[Data records]
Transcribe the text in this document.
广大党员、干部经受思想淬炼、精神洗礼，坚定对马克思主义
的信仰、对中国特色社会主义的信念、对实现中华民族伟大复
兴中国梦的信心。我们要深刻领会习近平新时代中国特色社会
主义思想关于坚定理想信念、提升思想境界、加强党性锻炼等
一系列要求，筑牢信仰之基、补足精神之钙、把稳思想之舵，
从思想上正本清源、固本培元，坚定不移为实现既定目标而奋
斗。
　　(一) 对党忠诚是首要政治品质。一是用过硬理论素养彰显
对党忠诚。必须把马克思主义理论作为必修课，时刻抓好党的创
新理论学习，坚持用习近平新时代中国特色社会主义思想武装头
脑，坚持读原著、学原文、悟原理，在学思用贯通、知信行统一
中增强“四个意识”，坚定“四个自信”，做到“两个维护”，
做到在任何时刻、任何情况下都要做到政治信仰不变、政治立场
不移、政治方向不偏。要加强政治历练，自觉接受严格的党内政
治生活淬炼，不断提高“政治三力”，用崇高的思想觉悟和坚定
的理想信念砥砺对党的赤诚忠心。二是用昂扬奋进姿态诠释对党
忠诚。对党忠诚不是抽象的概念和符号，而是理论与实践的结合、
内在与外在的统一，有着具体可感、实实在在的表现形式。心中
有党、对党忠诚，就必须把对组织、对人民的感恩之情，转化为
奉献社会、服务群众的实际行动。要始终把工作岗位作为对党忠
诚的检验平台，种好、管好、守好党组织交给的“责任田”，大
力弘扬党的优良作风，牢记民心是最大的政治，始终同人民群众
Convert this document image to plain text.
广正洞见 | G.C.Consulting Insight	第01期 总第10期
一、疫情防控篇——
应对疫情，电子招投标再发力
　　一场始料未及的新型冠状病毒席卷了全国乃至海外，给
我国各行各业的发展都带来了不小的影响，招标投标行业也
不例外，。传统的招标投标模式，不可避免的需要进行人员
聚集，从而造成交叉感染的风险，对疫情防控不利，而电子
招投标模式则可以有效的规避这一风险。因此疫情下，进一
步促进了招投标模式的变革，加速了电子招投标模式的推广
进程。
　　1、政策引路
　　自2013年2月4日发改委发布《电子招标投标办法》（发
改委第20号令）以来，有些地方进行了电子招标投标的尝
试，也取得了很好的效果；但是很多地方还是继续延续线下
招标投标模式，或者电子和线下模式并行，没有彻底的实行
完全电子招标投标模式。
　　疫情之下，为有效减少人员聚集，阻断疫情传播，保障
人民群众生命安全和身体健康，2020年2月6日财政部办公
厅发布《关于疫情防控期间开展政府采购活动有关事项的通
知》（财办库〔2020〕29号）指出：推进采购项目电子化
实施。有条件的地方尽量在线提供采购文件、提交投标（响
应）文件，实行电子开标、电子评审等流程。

**WHAT IS NEEDED**.
Write out once more the lines above beginning at the line with "Convert this document image to plain text."; continue through the final line and stop there.

**EXPECTED OUTPUT**.
Convert this document image to plain text.
广正洞见 | G.C.Consulting Insight	第01期 总第10期
一、疫情防控篇——
应对疫情，电子招投标再发力
　　一场始料未及的新型冠状病毒席卷了全国乃至海外，给
我国各行各业的发展都带来了不小的影响，招标投标行业也
不例外，。传统的招标投标模式，不可避免的需要进行人员
聚集，从而造成交叉感染的风险，对疫情防控不利，而电子
招投标模式则可以有效的规避这一风险。因此疫情下，进一
步促进了招投标模式的变革，加速了电子招投标模式的推广
进程。
　　1、政策引路
　　自2013年2月4日发改委发布《电子招标投标办法》（发
改委第20号令）以来，有些地方进行了电子招标投标的尝
试，也取得了很好的效果；但是很多地方还是继续延续线下
招标投标模式，或者电子和线下模式并行，没有彻底的实行
完全电子招标投标模式。
　　疫情之下，为有效减少人员聚集，阻断疫情传播，保障
人民群众生命安全和身体健康，2020年2月6日财政部办公
厅发布《关于疫情防控期间开展政府采购活动有关事项的通
知》（财办库〔2020〕29号）指出：推进采购项目电子化
实施。有条件的地方尽量在线提供采购文件、提交投标（响
应）文件，实行电子开标、电子评审等流程。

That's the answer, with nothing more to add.